## Set task
Pick out the lines below that include the string "width".
#### Provided data ####
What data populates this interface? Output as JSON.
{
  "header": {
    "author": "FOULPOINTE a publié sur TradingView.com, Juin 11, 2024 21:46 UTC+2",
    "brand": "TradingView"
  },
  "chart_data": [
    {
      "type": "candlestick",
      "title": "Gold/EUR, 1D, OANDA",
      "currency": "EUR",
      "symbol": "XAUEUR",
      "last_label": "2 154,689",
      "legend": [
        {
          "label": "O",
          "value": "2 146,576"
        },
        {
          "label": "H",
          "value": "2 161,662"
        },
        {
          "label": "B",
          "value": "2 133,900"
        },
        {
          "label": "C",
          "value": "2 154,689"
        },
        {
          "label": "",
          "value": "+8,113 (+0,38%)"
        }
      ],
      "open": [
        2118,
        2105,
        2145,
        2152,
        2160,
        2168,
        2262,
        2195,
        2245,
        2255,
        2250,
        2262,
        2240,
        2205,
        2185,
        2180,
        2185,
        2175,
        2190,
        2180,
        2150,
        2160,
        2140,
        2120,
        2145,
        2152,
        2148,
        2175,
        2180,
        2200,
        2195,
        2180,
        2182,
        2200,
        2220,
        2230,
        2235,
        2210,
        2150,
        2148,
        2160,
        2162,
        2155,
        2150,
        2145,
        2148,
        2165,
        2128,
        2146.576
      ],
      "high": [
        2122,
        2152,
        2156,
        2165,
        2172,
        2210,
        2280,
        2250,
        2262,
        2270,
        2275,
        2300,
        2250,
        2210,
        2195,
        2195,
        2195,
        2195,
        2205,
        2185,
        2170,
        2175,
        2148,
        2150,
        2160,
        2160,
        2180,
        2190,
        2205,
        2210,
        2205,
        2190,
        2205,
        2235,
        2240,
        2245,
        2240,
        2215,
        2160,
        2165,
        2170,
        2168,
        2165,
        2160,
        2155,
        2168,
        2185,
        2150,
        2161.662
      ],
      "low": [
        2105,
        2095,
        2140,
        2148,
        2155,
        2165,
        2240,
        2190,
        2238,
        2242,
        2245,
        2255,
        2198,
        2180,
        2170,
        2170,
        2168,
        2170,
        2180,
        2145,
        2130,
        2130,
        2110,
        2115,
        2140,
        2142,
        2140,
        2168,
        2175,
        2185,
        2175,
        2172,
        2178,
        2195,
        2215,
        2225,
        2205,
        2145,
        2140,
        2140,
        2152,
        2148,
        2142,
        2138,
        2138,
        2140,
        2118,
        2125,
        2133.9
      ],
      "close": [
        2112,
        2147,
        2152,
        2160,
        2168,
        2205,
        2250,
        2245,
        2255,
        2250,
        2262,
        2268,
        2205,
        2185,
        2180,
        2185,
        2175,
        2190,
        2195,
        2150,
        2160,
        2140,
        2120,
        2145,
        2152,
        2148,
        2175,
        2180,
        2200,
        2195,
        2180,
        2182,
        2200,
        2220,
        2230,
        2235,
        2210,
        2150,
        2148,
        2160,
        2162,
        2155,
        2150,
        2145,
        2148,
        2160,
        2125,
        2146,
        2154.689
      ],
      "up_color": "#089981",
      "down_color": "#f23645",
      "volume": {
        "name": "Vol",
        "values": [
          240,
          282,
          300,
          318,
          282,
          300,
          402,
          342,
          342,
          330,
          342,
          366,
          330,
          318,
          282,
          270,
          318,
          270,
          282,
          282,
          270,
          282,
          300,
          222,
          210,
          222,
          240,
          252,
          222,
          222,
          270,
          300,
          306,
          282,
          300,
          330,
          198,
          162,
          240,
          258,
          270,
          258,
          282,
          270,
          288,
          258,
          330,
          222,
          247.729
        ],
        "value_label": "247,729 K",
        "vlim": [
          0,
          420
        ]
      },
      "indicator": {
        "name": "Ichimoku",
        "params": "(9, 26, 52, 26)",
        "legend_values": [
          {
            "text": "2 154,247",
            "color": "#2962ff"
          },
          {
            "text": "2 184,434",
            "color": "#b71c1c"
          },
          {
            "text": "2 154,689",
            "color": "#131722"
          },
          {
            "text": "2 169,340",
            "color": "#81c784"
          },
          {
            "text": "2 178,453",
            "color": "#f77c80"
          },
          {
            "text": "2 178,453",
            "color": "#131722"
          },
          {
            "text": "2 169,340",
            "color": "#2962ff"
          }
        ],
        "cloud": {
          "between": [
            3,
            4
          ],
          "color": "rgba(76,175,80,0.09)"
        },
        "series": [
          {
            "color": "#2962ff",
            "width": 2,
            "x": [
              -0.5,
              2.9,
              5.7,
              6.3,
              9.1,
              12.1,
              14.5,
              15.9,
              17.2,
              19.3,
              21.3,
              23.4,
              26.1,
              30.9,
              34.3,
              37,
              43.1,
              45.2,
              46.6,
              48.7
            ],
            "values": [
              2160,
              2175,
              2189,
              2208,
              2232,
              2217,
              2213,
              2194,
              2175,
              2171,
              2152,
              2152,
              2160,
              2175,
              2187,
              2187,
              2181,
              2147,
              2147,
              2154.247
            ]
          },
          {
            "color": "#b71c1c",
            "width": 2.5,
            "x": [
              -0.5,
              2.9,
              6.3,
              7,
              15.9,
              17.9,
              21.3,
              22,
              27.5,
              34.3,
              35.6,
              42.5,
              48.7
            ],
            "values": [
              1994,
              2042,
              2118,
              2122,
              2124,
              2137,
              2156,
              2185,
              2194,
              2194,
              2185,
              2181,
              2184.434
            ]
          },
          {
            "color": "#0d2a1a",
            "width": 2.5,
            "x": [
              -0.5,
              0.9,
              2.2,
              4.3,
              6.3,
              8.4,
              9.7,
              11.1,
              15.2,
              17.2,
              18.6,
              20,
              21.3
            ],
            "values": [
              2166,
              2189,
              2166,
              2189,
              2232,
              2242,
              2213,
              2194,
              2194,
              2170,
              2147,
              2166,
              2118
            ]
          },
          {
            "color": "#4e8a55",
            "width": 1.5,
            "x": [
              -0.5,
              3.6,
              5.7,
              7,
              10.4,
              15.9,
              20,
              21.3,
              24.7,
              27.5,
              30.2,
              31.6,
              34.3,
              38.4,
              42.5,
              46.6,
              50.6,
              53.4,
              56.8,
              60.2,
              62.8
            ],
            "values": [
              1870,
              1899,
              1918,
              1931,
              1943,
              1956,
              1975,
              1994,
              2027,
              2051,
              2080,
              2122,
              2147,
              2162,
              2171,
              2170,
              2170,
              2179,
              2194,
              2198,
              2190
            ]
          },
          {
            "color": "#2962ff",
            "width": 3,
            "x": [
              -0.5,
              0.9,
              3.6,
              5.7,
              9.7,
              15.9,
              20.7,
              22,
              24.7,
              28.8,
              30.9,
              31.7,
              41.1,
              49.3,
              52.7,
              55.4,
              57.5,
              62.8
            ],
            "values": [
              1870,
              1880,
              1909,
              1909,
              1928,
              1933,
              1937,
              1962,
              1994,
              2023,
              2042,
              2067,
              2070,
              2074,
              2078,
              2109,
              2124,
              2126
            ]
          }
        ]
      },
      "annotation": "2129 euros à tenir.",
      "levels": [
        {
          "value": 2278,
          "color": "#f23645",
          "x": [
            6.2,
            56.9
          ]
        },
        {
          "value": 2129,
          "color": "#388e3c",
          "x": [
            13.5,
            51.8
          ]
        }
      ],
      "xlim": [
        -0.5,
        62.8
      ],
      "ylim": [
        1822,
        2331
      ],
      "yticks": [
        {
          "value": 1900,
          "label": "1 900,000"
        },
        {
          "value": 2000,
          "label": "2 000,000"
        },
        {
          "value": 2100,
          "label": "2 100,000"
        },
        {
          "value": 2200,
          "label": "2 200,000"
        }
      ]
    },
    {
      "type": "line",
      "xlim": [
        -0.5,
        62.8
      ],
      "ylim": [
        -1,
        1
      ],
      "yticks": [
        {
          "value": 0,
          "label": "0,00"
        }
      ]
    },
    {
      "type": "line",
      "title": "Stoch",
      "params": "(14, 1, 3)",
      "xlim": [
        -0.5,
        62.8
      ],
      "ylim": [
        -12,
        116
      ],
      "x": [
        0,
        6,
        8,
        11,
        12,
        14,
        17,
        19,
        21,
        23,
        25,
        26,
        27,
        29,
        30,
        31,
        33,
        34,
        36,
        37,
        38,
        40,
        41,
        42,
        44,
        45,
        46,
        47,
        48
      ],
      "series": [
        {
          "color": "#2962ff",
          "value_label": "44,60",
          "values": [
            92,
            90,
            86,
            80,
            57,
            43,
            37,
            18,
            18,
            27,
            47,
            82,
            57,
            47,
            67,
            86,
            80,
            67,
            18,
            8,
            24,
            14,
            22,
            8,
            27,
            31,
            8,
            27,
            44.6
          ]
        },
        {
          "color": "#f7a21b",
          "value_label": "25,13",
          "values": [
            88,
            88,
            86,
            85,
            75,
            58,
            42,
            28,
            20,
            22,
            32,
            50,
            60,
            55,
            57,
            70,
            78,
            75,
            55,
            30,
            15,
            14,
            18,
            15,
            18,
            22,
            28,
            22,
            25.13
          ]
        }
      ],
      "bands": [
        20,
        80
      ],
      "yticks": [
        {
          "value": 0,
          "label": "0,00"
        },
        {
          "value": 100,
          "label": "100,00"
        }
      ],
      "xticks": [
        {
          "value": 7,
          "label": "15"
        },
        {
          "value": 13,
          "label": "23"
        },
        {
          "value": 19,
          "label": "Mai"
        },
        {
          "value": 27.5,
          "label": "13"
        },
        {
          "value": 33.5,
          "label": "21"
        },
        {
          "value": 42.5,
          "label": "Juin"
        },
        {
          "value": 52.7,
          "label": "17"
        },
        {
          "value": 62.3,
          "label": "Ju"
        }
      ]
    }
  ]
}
####
## Response to the exercise
            "width": 2,
            "width": 2.5,
            "width": 2.5,
            "width": 1.5,
            "width": 3,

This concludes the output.